▸ Short task:
Please pull out every line that includes the string "title".

## Start

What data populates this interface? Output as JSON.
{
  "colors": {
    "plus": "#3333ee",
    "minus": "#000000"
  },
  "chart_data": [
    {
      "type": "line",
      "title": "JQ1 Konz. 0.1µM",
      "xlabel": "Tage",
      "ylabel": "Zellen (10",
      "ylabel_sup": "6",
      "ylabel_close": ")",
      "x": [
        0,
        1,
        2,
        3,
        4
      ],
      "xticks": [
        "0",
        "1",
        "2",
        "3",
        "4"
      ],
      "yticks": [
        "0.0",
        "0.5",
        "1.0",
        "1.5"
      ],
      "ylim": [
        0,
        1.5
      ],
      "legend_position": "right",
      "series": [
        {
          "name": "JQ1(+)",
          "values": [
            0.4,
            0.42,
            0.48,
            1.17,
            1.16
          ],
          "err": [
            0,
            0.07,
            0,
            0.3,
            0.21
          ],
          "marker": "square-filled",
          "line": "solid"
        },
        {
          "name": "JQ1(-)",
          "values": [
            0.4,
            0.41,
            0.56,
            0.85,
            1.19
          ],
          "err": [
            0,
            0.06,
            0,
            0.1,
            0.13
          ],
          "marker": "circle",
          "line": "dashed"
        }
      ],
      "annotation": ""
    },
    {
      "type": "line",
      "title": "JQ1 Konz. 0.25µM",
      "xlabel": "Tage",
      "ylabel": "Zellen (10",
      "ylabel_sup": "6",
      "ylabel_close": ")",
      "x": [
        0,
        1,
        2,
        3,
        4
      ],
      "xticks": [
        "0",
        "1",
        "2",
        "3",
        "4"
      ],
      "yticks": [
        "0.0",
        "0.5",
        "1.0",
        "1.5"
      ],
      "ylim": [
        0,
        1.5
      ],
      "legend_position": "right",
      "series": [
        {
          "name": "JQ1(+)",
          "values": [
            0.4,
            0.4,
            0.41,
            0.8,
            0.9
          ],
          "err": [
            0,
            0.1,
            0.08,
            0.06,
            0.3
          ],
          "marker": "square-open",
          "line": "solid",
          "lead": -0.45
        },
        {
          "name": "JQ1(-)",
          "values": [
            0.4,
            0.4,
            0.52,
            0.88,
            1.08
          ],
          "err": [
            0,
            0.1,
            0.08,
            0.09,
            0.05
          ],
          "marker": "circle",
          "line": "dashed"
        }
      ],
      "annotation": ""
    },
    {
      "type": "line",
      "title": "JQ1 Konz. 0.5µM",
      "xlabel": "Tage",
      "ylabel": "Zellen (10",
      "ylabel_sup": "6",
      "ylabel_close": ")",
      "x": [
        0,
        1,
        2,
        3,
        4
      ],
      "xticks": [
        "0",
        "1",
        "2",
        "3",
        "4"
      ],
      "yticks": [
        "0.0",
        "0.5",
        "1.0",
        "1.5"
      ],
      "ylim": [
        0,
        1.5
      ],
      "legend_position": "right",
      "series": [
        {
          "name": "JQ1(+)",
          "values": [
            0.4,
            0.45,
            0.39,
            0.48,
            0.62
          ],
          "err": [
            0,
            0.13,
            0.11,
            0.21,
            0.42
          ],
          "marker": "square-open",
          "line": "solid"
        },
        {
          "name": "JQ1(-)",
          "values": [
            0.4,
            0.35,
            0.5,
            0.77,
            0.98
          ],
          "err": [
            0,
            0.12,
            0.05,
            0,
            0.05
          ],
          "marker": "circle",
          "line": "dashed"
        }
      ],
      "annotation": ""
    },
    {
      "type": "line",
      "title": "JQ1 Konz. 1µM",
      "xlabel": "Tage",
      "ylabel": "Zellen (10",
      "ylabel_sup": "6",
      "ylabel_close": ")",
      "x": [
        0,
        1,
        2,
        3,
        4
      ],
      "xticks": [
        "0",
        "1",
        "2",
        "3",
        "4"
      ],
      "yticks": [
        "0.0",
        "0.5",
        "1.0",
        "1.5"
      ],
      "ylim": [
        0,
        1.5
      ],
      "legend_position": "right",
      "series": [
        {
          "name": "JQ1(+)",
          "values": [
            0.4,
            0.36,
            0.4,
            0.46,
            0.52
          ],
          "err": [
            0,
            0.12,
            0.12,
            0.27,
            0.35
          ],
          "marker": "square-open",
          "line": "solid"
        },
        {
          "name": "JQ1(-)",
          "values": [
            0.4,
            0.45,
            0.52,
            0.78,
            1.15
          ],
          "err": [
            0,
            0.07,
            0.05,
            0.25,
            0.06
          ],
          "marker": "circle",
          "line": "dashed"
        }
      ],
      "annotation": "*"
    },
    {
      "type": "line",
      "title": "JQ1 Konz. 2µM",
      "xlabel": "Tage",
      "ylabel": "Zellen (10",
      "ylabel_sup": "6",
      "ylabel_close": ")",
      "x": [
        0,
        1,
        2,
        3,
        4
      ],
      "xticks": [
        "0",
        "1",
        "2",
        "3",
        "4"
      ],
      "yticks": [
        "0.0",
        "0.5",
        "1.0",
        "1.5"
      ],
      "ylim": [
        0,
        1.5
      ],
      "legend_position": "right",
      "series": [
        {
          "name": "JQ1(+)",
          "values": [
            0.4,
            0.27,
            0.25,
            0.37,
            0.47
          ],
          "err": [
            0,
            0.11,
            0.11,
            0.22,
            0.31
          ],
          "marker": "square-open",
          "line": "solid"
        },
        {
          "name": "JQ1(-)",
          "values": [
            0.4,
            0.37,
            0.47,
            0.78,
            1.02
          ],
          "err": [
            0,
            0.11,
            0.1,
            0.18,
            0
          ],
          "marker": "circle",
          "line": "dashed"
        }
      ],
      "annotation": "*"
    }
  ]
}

## End

▸ Solution for this problem:
      "title": "JQ1 Konz. 0.1µM",
      "title": "JQ1 Konz. 0.25µM",
      "title": "JQ1 Konz. 0.5µM",
      "title": "JQ1 Konz. 1µM",
      "title": "JQ1 Konz. 2µM",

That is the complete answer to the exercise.